====== Data for this task ======
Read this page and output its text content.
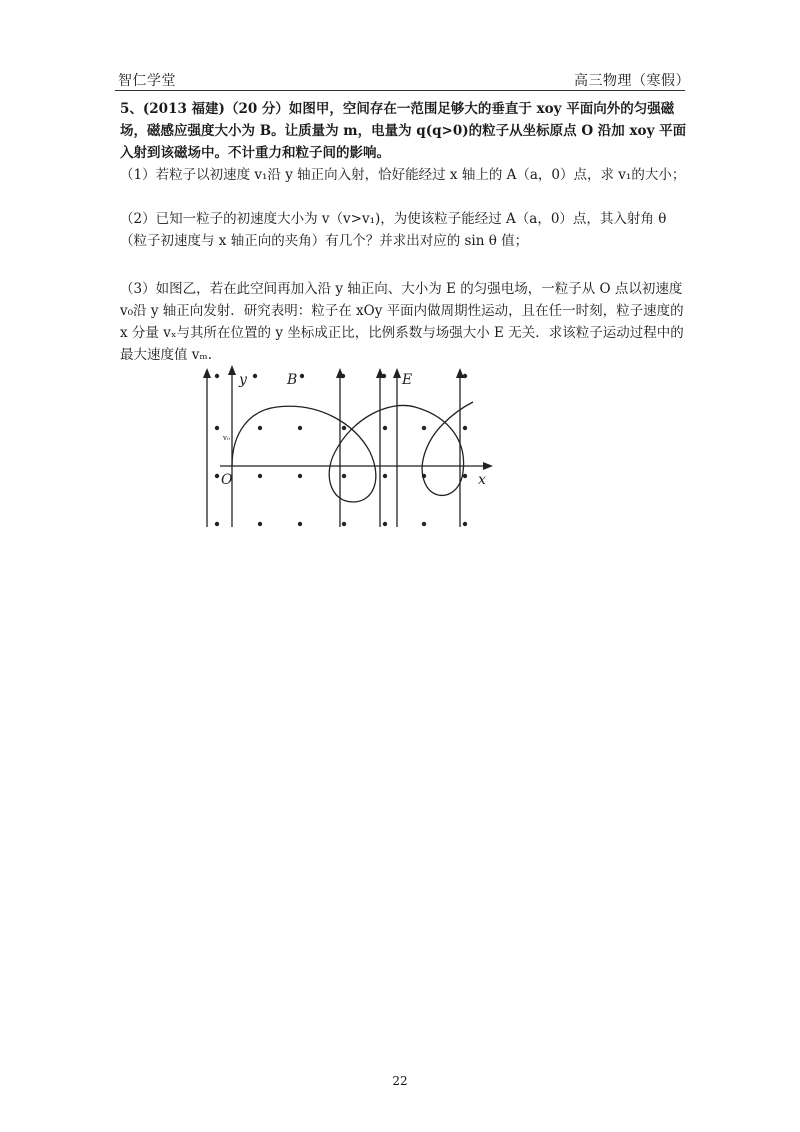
智仁学堂	高三物理（寒假）

5、(2013 福建)（20 分）如图甲，空间存在一范围足够大的垂直于 xoy 平面向外的匀强磁场，磁感应强度大小为 B。让质量为 m，电量为 q(q>0)的粒子从坐标原点 O 沿加 xoy 平面入射到该磁场中。不计重力和粒子间的影响。

（1）若粒子以初速度 v₁沿 y 轴正向入射，恰好能经过 x 轴上的 A（a，0）点，求 v₁的大小；

（2）已知一粒子的初速度大小为 v（v>v₁)，为使该粒子能经过 A（a，0）点，其入射角 θ（粒子初速度与 x 轴正向的夹角）有几个？并求出对应的 sin θ 值；

（3）如图乙，若在此空间再加入沿 y 轴正向、大小为 E 的匀强电场，一粒子从 O 点以初速度 v₀沿 y 轴正向发射．研究表明：粒子在 xOy 平面内做周期性运动，且在任一时刻，粒子速度的 x 分量 vₓ与其所在位置的 y 坐标成正比，比例系数与场强大小 E 无关．求该粒子运动过程中的最大速度值 vₘ.

y	B	E
O	x
v₀
22
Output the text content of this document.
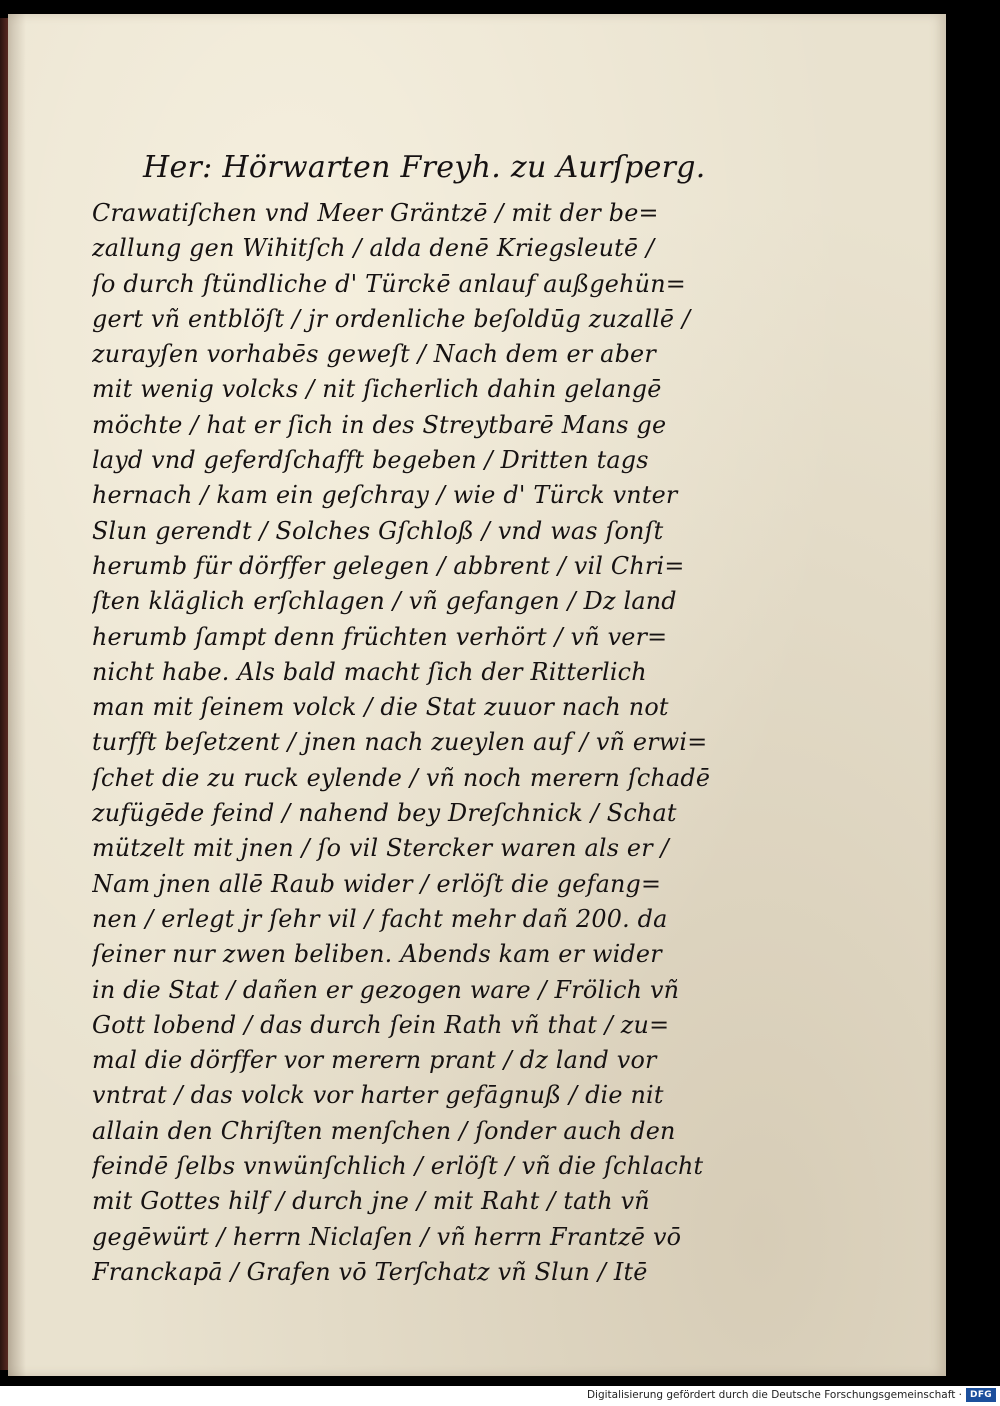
Her: Hörwarten Freyh. zu Aurſperg.
Crawatiſchen vnd Meer Gräntzē / mit der be=
zallung gen Wihitſch / alda denē Kriegsleutē /
ſo durch ſtündliche d' Türckē anlauf außgehün=
gert vñ entblöſt / jr ordenliche beſoldūg zuzallē /
zurayſen vorhabēs geweſt / Nach dem er aber
mit wenig volcks / nit ſicherlich dahin gelangē
möchte / hat er ſich in des Streytbarē Mans ge
layd vnd geferdſchafft begeben / Dritten tags
hernach / kam ein geſchray / wie d' Türck vnter
Slun gerendt / Solches Gſchloß / vnd was ſonſt
herumb für dörffer gelegen / abbrent / vil Chri=
ſten kläglich erſchlagen / vñ gefangen / Dz land
herumb ſampt denn früchten verhört / vñ ver=
nicht habe. Als bald macht ſich der Ritterlich
man mit ſeinem volck / die Stat zuuor nach not
turfft beſetzent / jnen nach zueylen auf / vñ erwi=
ſchet die zu ruck eylende / vñ noch merern ſchadē
zufügēde feind / nahend bey Dreſchnick / Schat
mützelt mit jnen / ſo vil Stercker waren als er /
Nam jnen allē Raub wider / erlöſt die gefang=
nen / erlegt jr ſehr vil / facht mehr dañ 200. da
ſeiner nur zwen beliben. Abends kam er wider
in die Stat / dañen er gezogen ware / Frölich vñ
Gott lobend / das durch ſein Rath vñ that / zu=
mal die dörffer vor merern prant / dz land vor
vntrat / das volck vor harter gefāgnuß / die nit
allain den Chriſten menſchen / ſonder auch den
feindē ſelbs vnwünſchlich / erlöſt / vñ die ſchlacht
mit Gottes hilf / durch jne / mit Raht / tath vñ
gegēwürt / herrn Niclaſen / vñ herrn Frantzē vō
Franckapā / Grafen vō Terſchatz vñ Slun / Itē
Digitalisierung gefördert durch die Deutsche Forschungsgemeinschaft · DFG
======
Every line of the data should be copied as it stands, without the images.

→ **Written solution**
Read this page and output its text content.
智仁学堂	高三物理（寒假）

5、(2013 福建)（20 分）如图甲，空间存在一范围足够大的垂直于 xoy 平面向外的匀强磁场，磁感应强度大小为 B。让质量为 m，电量为 q(q>0)的粒子从坐标原点 O 沿加 xoy 平面入射到该磁场中。不计重力和粒子间的影响。

（1）若粒子以初速度 v₁沿 y 轴正向入射，恰好能经过 x 轴上的 A（a，0）点，求 v₁的大小；

（2）已知一粒子的初速度大小为 v（v>v₁)，为使该粒子能经过 A（a，0）点，其入射角 θ（粒子初速度与 x 轴正向的夹角）有几个？并求出对应的 sin θ 值；

（3）如图乙，若在此空间再加入沿 y 轴正向、大小为 E 的匀强电场，一粒子从 O 点以初速度 v₀沿 y 轴正向发射．研究表明：粒子在 xOy 平面内做周期性运动，且在任一时刻，粒子速度的 x 分量 vₓ与其所在位置的 y 坐标成正比，比例系数与场强大小 E 无关．求该粒子运动过程中的最大速度值 vₘ.

y	B	E
O	x
v₀
22
Output the text content of this document.
Her: Hörwarten Freyh. zu Aurſperg.
Crawatiſchen vnd Meer Gräntzē / mit der be=
zallung gen Wihitſch / alda denē Kriegsleutē /
ſo durch ſtündliche d' Türckē anlauf außgehün=
gert vñ entblöſt / jr ordenliche beſoldūg zuzallē /
zurayſen vorhabēs geweſt / Nach dem er aber
mit wenig volcks / nit ſicherlich dahin gelangē
möchte / hat er ſich in des Streytbarē Mans ge
layd vnd geferdſchafft begeben / Dritten tags
hernach / kam ein geſchray / wie d' Türck vnter
Slun gerendt / Solches Gſchloß / vnd was ſonſt
herumb für dörffer gelegen / abbrent / vil Chri=
ſten kläglich erſchlagen / vñ gefangen / Dz land
herumb ſampt denn früchten verhört / vñ ver=
nicht habe. Als bald macht ſich der Ritterlich
man mit ſeinem volck / die Stat zuuor nach not
turfft beſetzent / jnen nach zueylen auf / vñ erwi=
ſchet die zu ruck eylende / vñ noch merern ſchadē
zufügēde feind / nahend bey Dreſchnick / Schat
mützelt mit jnen / ſo vil Stercker waren als er /
Nam jnen allē Raub wider / erlöſt die gefang=
nen / erlegt jr ſehr vil / facht mehr dañ 200. da
ſeiner nur zwen beliben. Abends kam er wider
in die Stat / dañen er gezogen ware / Frölich vñ
Gott lobend / das durch ſein Rath vñ that / zu=
mal die dörffer vor merern prant / dz land vor
vntrat / das volck vor harter gefāgnuß / die nit
allain den Chriſten menſchen / ſonder auch den
feindē ſelbs vnwünſchlich / erlöſt / vñ die ſchlacht
mit Gottes hilf / durch jne / mit Raht / tath vñ
gegēwürt / herrn Niclaſen / vñ herrn Frantzē vō
Franckapā / Grafen vō Terſchatz vñ Slun / Itē
Digitalisierung gefördert durch die Deutsche Forschungsgemeinschaft · DFG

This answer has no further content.